** Exercise prompt **
Please transcribe the listing below in full and word for word, without its pictures.

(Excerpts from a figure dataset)
>> BEGIN

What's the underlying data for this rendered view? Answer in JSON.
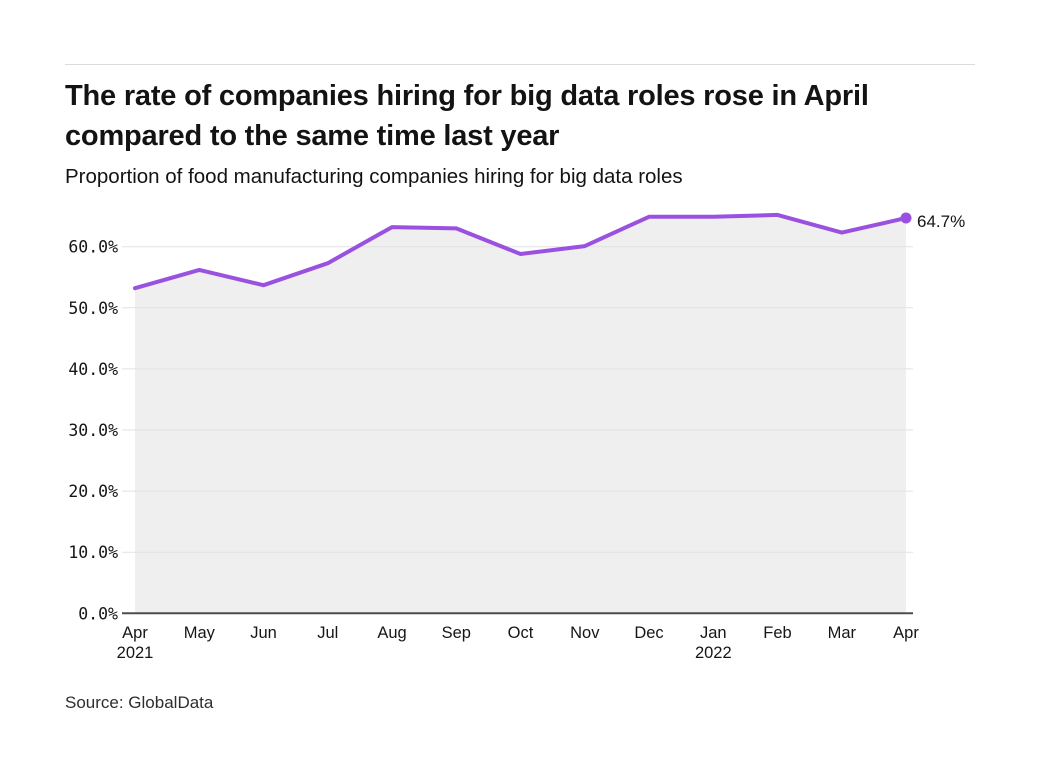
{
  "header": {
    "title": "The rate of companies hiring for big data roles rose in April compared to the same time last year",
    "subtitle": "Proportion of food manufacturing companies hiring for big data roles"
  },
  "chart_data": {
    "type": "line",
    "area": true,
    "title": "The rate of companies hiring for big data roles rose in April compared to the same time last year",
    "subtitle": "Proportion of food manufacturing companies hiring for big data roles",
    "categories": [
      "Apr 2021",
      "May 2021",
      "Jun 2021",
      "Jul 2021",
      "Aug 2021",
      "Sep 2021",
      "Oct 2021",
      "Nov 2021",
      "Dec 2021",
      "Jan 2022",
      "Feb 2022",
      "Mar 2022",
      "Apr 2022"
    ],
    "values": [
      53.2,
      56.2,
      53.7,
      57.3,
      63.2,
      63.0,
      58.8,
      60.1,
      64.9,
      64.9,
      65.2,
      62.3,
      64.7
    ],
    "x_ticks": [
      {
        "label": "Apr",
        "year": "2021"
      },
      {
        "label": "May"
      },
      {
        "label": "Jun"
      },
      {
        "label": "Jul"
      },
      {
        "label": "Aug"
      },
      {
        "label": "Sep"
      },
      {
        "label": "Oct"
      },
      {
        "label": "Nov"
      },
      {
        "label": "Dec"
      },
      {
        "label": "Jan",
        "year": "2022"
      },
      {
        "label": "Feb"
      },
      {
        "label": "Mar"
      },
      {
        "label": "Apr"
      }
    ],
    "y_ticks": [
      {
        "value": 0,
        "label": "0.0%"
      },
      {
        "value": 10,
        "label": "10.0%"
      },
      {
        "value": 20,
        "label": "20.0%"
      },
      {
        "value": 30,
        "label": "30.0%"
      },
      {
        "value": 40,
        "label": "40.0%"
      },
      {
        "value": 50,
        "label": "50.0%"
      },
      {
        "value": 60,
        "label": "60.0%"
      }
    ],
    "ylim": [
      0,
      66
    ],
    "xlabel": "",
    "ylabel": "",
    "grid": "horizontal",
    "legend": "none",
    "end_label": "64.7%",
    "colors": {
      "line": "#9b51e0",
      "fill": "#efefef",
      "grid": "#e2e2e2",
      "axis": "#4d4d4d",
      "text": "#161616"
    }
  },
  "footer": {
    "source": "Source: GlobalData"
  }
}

>> END

** Response for this exercise **
What's the underlying data for this rendered view? Answer in JSON.
{
  "header": {
    "title": "The rate of companies hiring for big data roles rose in April compared to the same time last year",
    "subtitle": "Proportion of food manufacturing companies hiring for big data roles"
  },
  "chart_data": {
    "type": "line",
    "area": true,
    "title": "The rate of companies hiring for big data roles rose in April compared to the same time last year",
    "subtitle": "Proportion of food manufacturing companies hiring for big data roles",
    "categories": [
      "Apr 2021",
      "May 2021",
      "Jun 2021",
      "Jul 2021",
      "Aug 2021",
      "Sep 2021",
      "Oct 2021",
      "Nov 2021",
      "Dec 2021",
      "Jan 2022",
      "Feb 2022",
      "Mar 2022",
      "Apr 2022"
    ],
    "values": [
      53.2,
      56.2,
      53.7,
      57.3,
      63.2,
      63.0,
      58.8,
      60.1,
      64.9,
      64.9,
      65.2,
      62.3,
      64.7
    ],
    "x_ticks": [
      {
        "label": "Apr",
        "year": "2021"
      },
      {
        "label": "May"
      },
      {
        "label": "Jun"
      },
      {
        "label": "Jul"
      },
      {
        "label": "Aug"
      },
      {
        "label": "Sep"
      },
      {
        "label": "Oct"
      },
      {
        "label": "Nov"
      },
      {
        "label": "Dec"
      },
      {
        "label": "Jan",
        "year": "2022"
      },
      {
        "label": "Feb"
      },
      {
        "label": "Mar"
      },
      {
        "label": "Apr"
      }
    ],
    "y_ticks": [
      {
        "value": 0,
        "label": "0.0%"
      },
      {
        "value": 10,
        "label": "10.0%"
      },
      {
        "value": 20,
        "label": "20.0%"
      },
      {
        "value": 30,
        "label": "30.0%"
      },
      {
        "value": 40,
        "label": "40.0%"
      },
      {
        "value": 50,
        "label": "50.0%"
      },
      {
        "value": 60,
        "label": "60.0%"
      }
    ],
    "ylim": [
      0,
      66
    ],
    "xlabel": "",
    "ylabel": "",
    "grid": "horizontal",
    "legend": "none",
    "end_label": "64.7%",
    "colors": {
      "line": "#9b51e0",
      "fill": "#efefef",
      "grid": "#e2e2e2",
      "axis": "#4d4d4d",
      "text": "#161616"
    }
  },
  "footer": {
    "source": "Source: GlobalData"
  }
}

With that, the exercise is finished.